[Data listing]
>>>>>

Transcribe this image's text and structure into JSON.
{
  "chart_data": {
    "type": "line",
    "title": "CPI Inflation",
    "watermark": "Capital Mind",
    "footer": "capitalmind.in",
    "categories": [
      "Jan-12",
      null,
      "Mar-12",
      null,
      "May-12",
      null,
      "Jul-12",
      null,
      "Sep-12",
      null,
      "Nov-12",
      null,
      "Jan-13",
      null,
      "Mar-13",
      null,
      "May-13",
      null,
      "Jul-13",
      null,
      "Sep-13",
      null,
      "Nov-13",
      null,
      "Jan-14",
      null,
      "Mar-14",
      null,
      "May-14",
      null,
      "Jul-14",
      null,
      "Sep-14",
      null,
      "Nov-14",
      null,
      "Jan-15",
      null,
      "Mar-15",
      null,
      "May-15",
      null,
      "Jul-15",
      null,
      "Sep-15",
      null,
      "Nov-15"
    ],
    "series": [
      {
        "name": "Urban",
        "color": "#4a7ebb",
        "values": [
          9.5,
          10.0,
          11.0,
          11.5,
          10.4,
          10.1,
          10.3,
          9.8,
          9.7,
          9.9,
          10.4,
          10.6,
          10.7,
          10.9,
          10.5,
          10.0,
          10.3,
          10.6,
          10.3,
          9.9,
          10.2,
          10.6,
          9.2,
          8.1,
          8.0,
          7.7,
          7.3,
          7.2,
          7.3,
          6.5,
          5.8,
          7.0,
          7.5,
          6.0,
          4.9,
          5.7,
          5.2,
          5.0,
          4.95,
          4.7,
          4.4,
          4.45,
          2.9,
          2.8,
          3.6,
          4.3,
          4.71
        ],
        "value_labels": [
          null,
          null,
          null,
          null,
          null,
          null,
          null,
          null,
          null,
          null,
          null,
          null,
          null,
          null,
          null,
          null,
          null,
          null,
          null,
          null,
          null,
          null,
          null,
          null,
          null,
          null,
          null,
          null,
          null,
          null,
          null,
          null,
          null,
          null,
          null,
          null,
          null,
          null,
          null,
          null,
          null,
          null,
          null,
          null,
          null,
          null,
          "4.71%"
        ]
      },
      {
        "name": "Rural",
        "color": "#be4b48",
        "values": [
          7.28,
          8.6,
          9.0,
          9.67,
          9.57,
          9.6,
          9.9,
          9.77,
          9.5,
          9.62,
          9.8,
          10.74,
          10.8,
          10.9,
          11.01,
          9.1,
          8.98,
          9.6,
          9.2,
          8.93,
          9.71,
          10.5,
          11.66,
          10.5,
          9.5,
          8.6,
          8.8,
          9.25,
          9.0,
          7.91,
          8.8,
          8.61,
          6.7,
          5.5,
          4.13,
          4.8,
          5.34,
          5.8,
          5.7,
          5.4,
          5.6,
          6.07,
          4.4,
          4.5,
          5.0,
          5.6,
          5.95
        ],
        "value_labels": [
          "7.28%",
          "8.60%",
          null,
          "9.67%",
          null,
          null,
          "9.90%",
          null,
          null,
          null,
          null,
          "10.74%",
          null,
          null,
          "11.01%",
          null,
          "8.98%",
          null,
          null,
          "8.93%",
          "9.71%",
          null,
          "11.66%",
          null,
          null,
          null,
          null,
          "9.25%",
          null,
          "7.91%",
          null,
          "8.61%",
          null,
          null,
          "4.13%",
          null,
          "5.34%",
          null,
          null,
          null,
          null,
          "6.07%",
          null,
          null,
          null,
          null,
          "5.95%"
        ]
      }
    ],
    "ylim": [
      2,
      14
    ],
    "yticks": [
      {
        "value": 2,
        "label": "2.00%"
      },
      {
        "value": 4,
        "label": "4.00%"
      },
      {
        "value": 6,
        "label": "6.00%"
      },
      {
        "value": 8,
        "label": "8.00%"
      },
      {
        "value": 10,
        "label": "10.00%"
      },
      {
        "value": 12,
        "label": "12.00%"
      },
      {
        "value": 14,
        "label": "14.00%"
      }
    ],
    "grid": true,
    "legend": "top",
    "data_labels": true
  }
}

<<<<<

Exercise details:
Send back every record, precisely as written.

Complete answer:
Transcribe this image's text and structure into JSON.
{
  "chart_data": {
    "type": "line",
    "title": "CPI Inflation",
    "watermark": "Capital Mind",
    "footer": "capitalmind.in",
    "categories": [
      "Jan-12",
      null,
      "Mar-12",
      null,
      "May-12",
      null,
      "Jul-12",
      null,
      "Sep-12",
      null,
      "Nov-12",
      null,
      "Jan-13",
      null,
      "Mar-13",
      null,
      "May-13",
      null,
      "Jul-13",
      null,
      "Sep-13",
      null,
      "Nov-13",
      null,
      "Jan-14",
      null,
      "Mar-14",
      null,
      "May-14",
      null,
      "Jul-14",
      null,
      "Sep-14",
      null,
      "Nov-14",
      null,
      "Jan-15",
      null,
      "Mar-15",
      null,
      "May-15",
      null,
      "Jul-15",
      null,
      "Sep-15",
      null,
      "Nov-15"
    ],
    "series": [
      {
        "name": "Urban",
        "color": "#4a7ebb",
        "values": [
          9.5,
          10.0,
          11.0,
          11.5,
          10.4,
          10.1,
          10.3,
          9.8,
          9.7,
          9.9,
          10.4,
          10.6,
          10.7,
          10.9,
          10.5,
          10.0,
          10.3,
          10.6,
          10.3,
          9.9,
          10.2,
          10.6,
          9.2,
          8.1,
          8.0,
          7.7,
          7.3,
          7.2,
          7.3,
          6.5,
          5.8,
          7.0,
          7.5,
          6.0,
          4.9,
          5.7,
          5.2,
          5.0,
          4.95,
          4.7,
          4.4,
          4.45,
          2.9,
          2.8,
          3.6,
          4.3,
          4.71
        ],
        "value_labels": [
          null,
          null,
          null,
          null,
          null,
          null,
          null,
          null,
          null,
          null,
          null,
          null,
          null,
          null,
          null,
          null,
          null,
          null,
          null,
          null,
          null,
          null,
          null,
          null,
          null,
          null,
          null,
          null,
          null,
          null,
          null,
          null,
          null,
          null,
          null,
          null,
          null,
          null,
          null,
          null,
          null,
          null,
          null,
          null,
          null,
          null,
          "4.71%"
        ]
      },
      {
        "name": "Rural",
        "color": "#be4b48",
        "values": [
          7.28,
          8.6,
          9.0,
          9.67,
          9.57,
          9.6,
          9.9,
          9.77,
          9.5,
          9.62,
          9.8,
          10.74,
          10.8,
          10.9,
          11.01,
          9.1,
          8.98,
          9.6,
          9.2,
          8.93,
          9.71,
          10.5,
          11.66,
          10.5,
          9.5,
          8.6,
          8.8,
          9.25,
          9.0,
          7.91,
          8.8,
          8.61,
          6.7,
          5.5,
          4.13,
          4.8,
          5.34,
          5.8,
          5.7,
          5.4,
          5.6,
          6.07,
          4.4,
          4.5,
          5.0,
          5.6,
          5.95
        ],
        "value_labels": [
          "7.28%",
          "8.60%",
          null,
          "9.67%",
          null,
          null,
          "9.90%",
          null,
          null,
          null,
          null,
          "10.74%",
          null,
          null,
          "11.01%",
          null,
          "8.98%",
          null,
          null,
          "8.93%",
          "9.71%",
          null,
          "11.66%",
          null,
          null,
          null,
          null,
          "9.25%",
          null,
          "7.91%",
          null,
          "8.61%",
          null,
          null,
          "4.13%",
          null,
          "5.34%",
          null,
          null,
          null,
          null,
          "6.07%",
          null,
          null,
          null,
          null,
          "5.95%"
        ]
      }
    ],
    "ylim": [
      2,
      14
    ],
    "yticks": [
      {
        "value": 2,
        "label": "2.00%"
      },
      {
        "value": 4,
        "label": "4.00%"
      },
      {
        "value": 6,
        "label": "6.00%"
      },
      {
        "value": 8,
        "label": "8.00%"
      },
      {
        "value": 10,
        "label": "10.00%"
      },
      {
        "value": 12,
        "label": "12.00%"
      },
      {
        "value": 14,
        "label": "14.00%"
      }
    ],
    "grid": true,
    "legend": "top",
    "data_labels": true
  }
}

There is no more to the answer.